:: Data rows ::
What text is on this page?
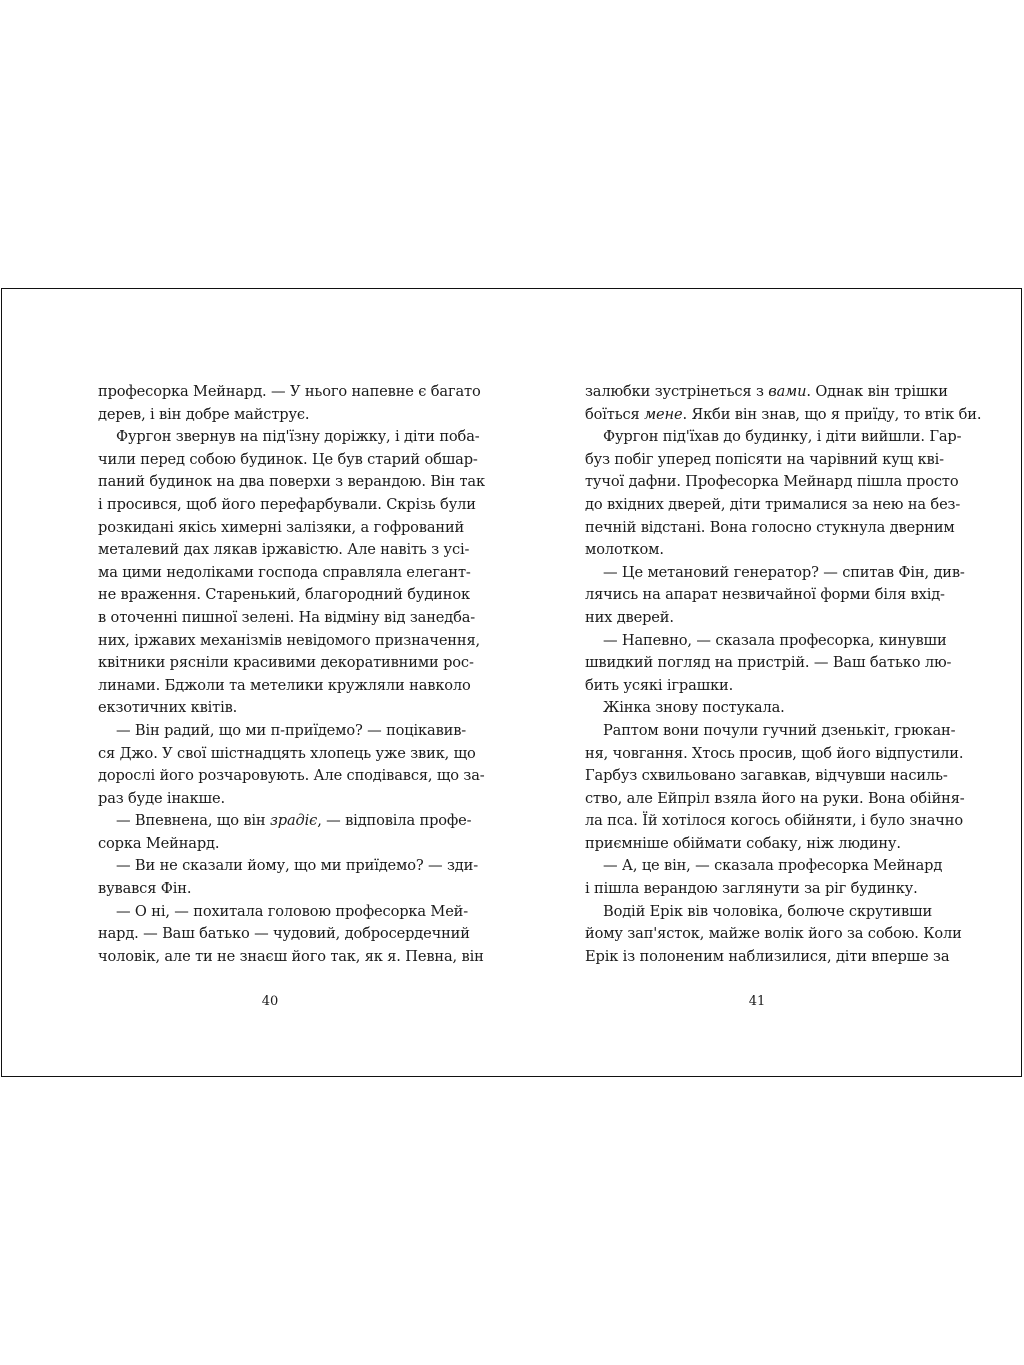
професорка Мейнард. — У нього напевне є багато
дерев, і він добре майструє.
Фургон звернув на під'їзну доріжку, і діти поба-
чили перед собою будинок. Це був старий обшар-
паний будинок на два поверхи з верандою. Він так
і просився, щоб його перефарбували. Скрізь були
розкидані якісь химерні залізяки, а гофрований
металевий дах лякав іржавістю. Але навіть з усі-
ма цими недоліками господа справляла елегант-
не враження. Старенький, благородний будинок
в оточенні пишної зелені. На відміну від занедба-
них, іржавих механізмів невідомого призначення,
квітники рясніли красивими декоративними рос-
линами. Бджоли та метелики кружляли навколо
екзотичних квітів.
— Він радий, що ми п-приїдемо? — поцікавив-
ся Джо. У свої шістнадцять хлопець уже звик, що
дорослі його розчаровують. Але сподівався, що за-
раз буде інакше.
— Впевнена, що він зрадіє, — відповіла профе-
сорка Мейнард.
— Ви не сказали йому, що ми приїдемо? — зди-
вувався Фін.
— О ні, — похитала головою професорка Мей-
нард. — Ваш батько — чудовий, добросердечний
чоловік, але ти не знаєш його так, як я. Певна, він
40
залюбки зустрінеться з вами. Однак він трішки
боїться мене. Якби він знав, що я приїду, то втік би.
Фургон під'їхав до будинку, і діти вийшли. Гар-
буз побіг уперед попісяти на чарівний кущ кві-
тучої дафни. Професорка Мейнард пішла просто
до вхідних дверей, діти трималися за нею на без-
печній відстані. Вона голосно стукнула дверним
молотком.
— Це метановий генератор? — спитав Фін, див-
лячись на апарат незвичайної форми біля вхід-
них дверей.
— Напевно, — сказала професорка, кинувши
швидкий погляд на пристрій. — Ваш батько лю-
бить усякі іграшки.
Жінка знову постукала.
Раптом вони почули гучний дзенькіт, грюкан-
ня, човгання. Хтось просив, щоб його відпустили.
Гарбуз схвильовано загавкав, відчувши насиль-
ство, але Ейпріл взяла його на руки. Вона обійня-
ла пса. Їй хотілося когось обійняти, і було значно
приємніше обіймати собаку, ніж людину.
— А, це він, — сказала професорка Мейнард
і пішла верандою заглянути за ріг будинку.
Водій Ерік вів чоловіка, болюче скрутивши
йому зап'ясток, майже волік його за собою. Коли
Ерік із полоненим наблизилися, діти вперше за
41
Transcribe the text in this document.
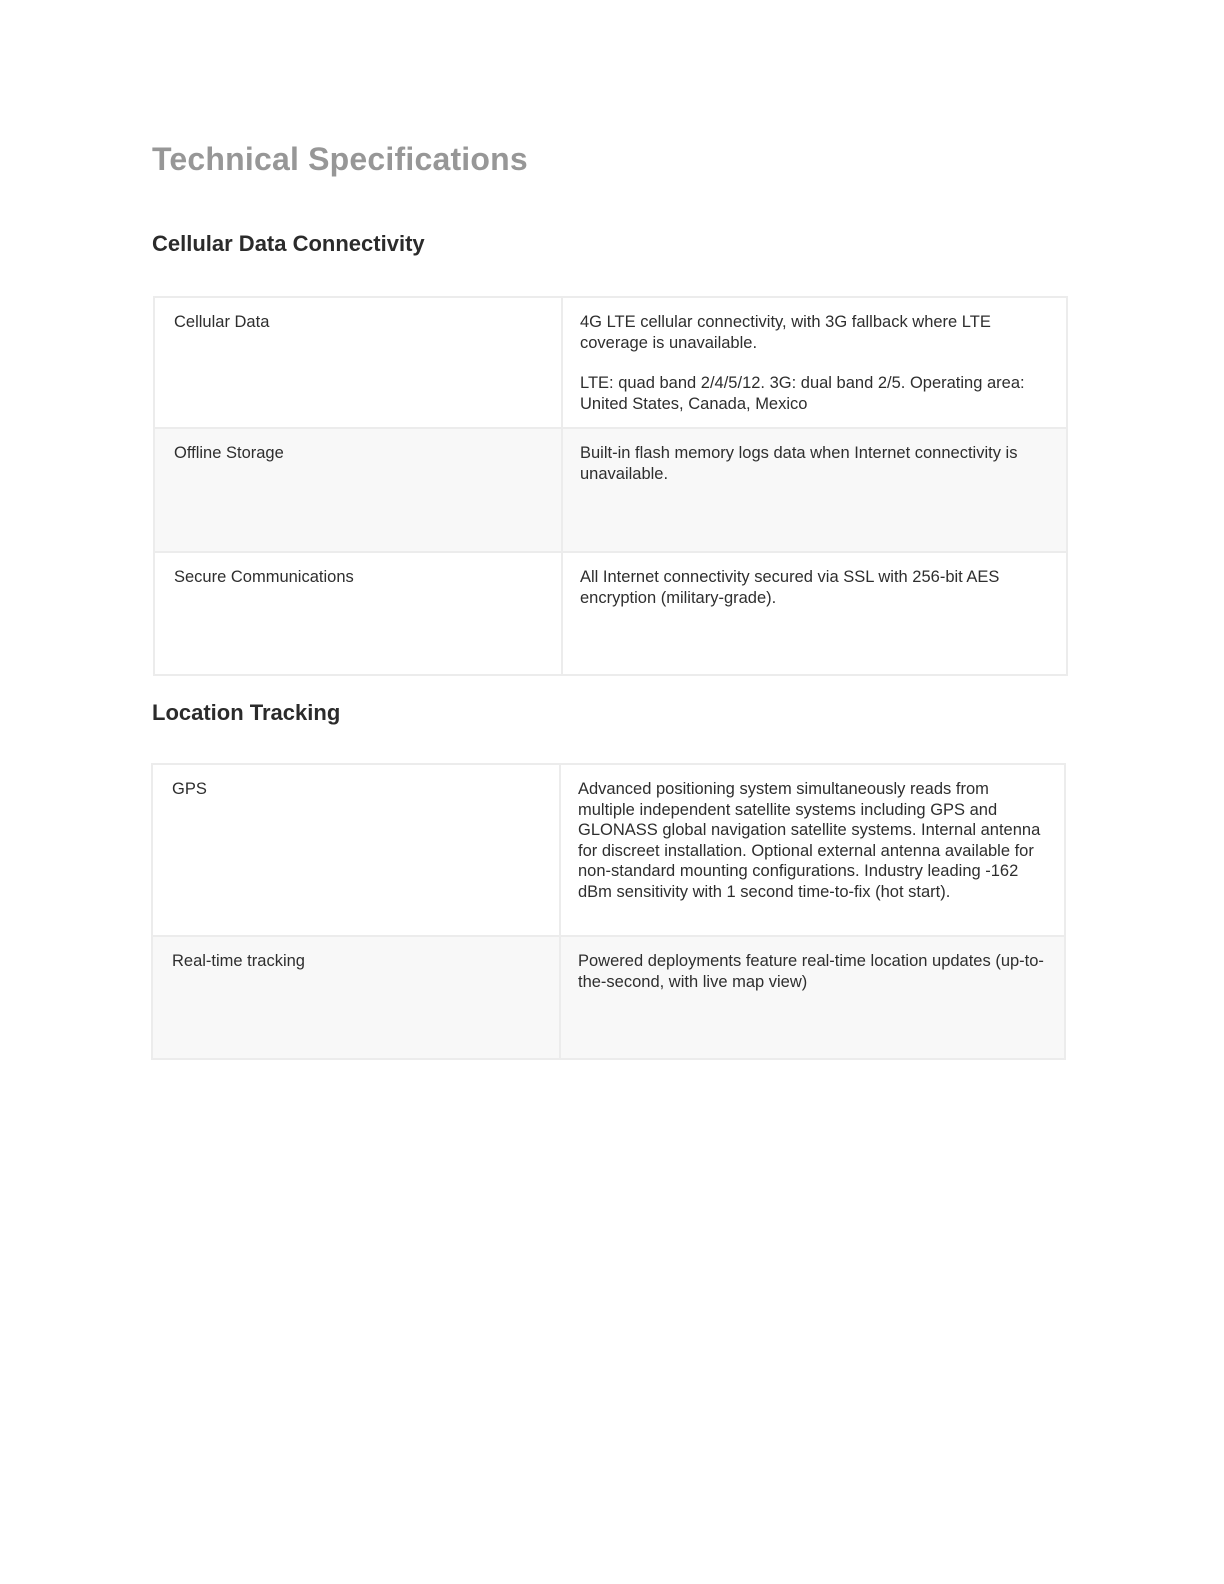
Technical Specifications
Cellular Data Connectivity
Cellular Data	4G LTE cellular connectivity, with 3G fallback where LTE coverage is unavailable.

LTE: quad band 2/4/5/12. 3G: dual band 2/5. Operating area: United States, Canada, Mexico

Offline Storage	Built-in flash memory logs data when Internet connectivity is unavailable.

Secure Communications	All Internet connectivity secured via SSL with 256-bit AES encryption (military-grade).

Location Tracking
GPS	Advanced positioning system simultaneously reads from multiple independent satellite systems including GPS and GLONASS global navigation satellite systems. Internal antenna for discreet installation. Optional external antenna available for non-standard mounting configurations. Industry leading -162 dBm sensitivity with 1 second time-to-fix (hot start).

Real-time tracking	Powered deployments feature real-time location updates (up-to-the-second, with live map view)
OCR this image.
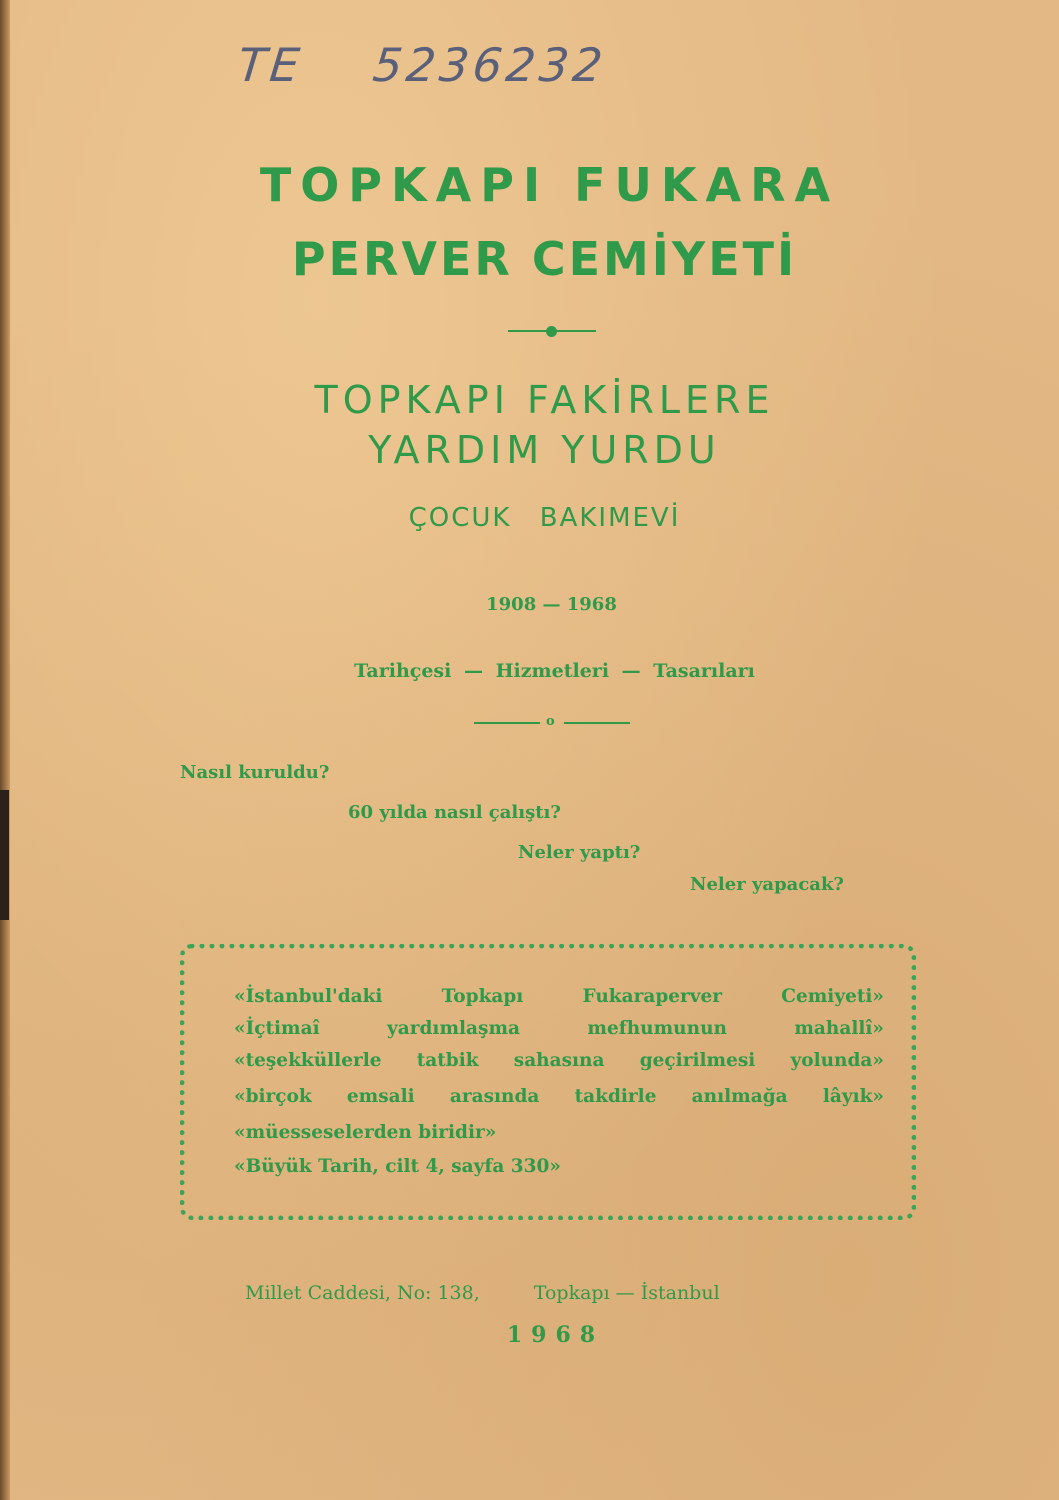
TE 5236232
TOPKAPI FUKARA
PERVER CEMİYETİ
TOPKAPI FAKİRLERE
YARDIM YURDU
ÇOCUK BAKIMEVİ
1908 — 1968
Tarihçesi — Hizmetleri — Tasarıları
o
Nasıl kuruldu?
60 yılda nasıl çalıştı?
Neler yaptı?
Neler yapacak?
«İstanbul'daki Topkapı Fukaraperver Cemiyeti»
«İçtimaî yardımlaşma mefhumunun mahallî»
«teşekküllerle tatbik sahasına geçirilmesi yolunda»
«birçok emsali arasında takdirle anılmağa lâyık»
«müesseselerden biridir»
«Büyük Tarih, cilt 4, sayfa 330»
Millet Caddesi, No: 138,	Topkapı — İstanbul
1968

:: Exercise instructions ::
Return all of the data exactly as written, and drop the pictures.

:: Reply ::
What text is on this page?
професорка Мейнард. — У нього напевне є багато
дерев, і він добре майструє.
Фургон звернув на під'їзну доріжку, і діти поба-
чили перед собою будинок. Це був старий обшар-
паний будинок на два поверхи з верандою. Він так
і просився, щоб його перефарбували. Скрізь були
розкидані якісь химерні залізяки, а гофрований
металевий дах лякав іржавістю. Але навіть з усі-
ма цими недоліками господа справляла елегант-
не враження. Старенький, благородний будинок
в оточенні пишної зелені. На відміну від занедба-
них, іржавих механізмів невідомого призначення,
квітники рясніли красивими декоративними рос-
линами. Бджоли та метелики кружляли навколо
екзотичних квітів.
— Він радий, що ми п-приїдемо? — поцікавив-
ся Джо. У свої шістнадцять хлопець уже звик, що
дорослі його розчаровують. Але сподівався, що за-
раз буде інакше.
— Впевнена, що він зрадіє, — відповіла профе-
сорка Мейнард.
— Ви не сказали йому, що ми приїдемо? — зди-
вувався Фін.
— О ні, — похитала головою професорка Мей-
нард. — Ваш батько — чудовий, добросердечний
чоловік, але ти не знаєш його так, як я. Певна, він
40
залюбки зустрінеться з вами. Однак він трішки
боїться мене. Якби він знав, що я приїду, то втік би.
Фургон під'їхав до будинку, і діти вийшли. Гар-
буз побіг уперед попісяти на чарівний кущ кві-
тучої дафни. Професорка Мейнард пішла просто
до вхідних дверей, діти трималися за нею на без-
печній відстані. Вона голосно стукнула дверним
молотком.
— Це метановий генератор? — спитав Фін, див-
лячись на апарат незвичайної форми біля вхід-
них дверей.
— Напевно, — сказала професорка, кинувши
швидкий погляд на пристрій. — Ваш батько лю-
бить усякі іграшки.
Жінка знову постукала.
Раптом вони почули гучний дзенькіт, грюкан-
ня, човгання. Хтось просив, щоб його відпустили.
Гарбуз схвильовано загавкав, відчувши насиль-
ство, але Ейпріл взяла його на руки. Вона обійня-
ла пса. Їй хотілося когось обійняти, і було значно
приємніше обіймати собаку, ніж людину.
— А, це він, — сказала професорка Мейнард
і пішла верандою заглянути за ріг будинку.
Водій Ерік вів чоловіка, болюче скрутивши
йому зап'ясток, майже волік його за собою. Коли
Ерік із полоненим наблизилися, діти вперше за
41
Transcribe the text in this document.
Technical Specifications
Cellular Data Connectivity
Cellular Data	4G LTE cellular connectivity, with 3G fallback where LTE coverage is unavailable.

LTE: quad band 2/4/5/12. 3G: dual band 2/5. Operating area: United States, Canada, Mexico

Offline Storage	Built-in flash memory logs data when Internet connectivity is unavailable.

Secure Communications	All Internet connectivity secured via SSL with 256-bit AES encryption (military-grade).

Location Tracking
GPS	Advanced positioning system simultaneously reads from multiple independent satellite systems including GPS and GLONASS global navigation satellite systems. Internal antenna for discreet installation. Optional external antenna available for non-standard mounting configurations. Industry leading -162 dBm sensitivity with 1 second time-to-fix (hot start).

Real-time tracking	Powered deployments feature real-time location updates (up-to-the-second, with live map view)
OCR this image.
TE 5236232
TOPKAPI FUKARA
PERVER CEMİYETİ
TOPKAPI FAKİRLERE
YARDIM YURDU
ÇOCUK BAKIMEVİ
1908 — 1968
Tarihçesi — Hizmetleri — Tasarıları
o
Nasıl kuruldu?
60 yılda nasıl çalıştı?
Neler yaptı?
Neler yapacak?
«İstanbul'daki Topkapı Fukaraperver Cemiyeti»
«İçtimaî yardımlaşma mefhumunun mahallî»
«teşekküllerle tatbik sahasına geçirilmesi yolunda»
«birçok emsali arasında takdirle anılmağa lâyık»
«müesseselerden biridir»
«Büyük Tarih, cilt 4, sayfa 330»
Millet Caddesi, No: 138,	Topkapı — İstanbul
1968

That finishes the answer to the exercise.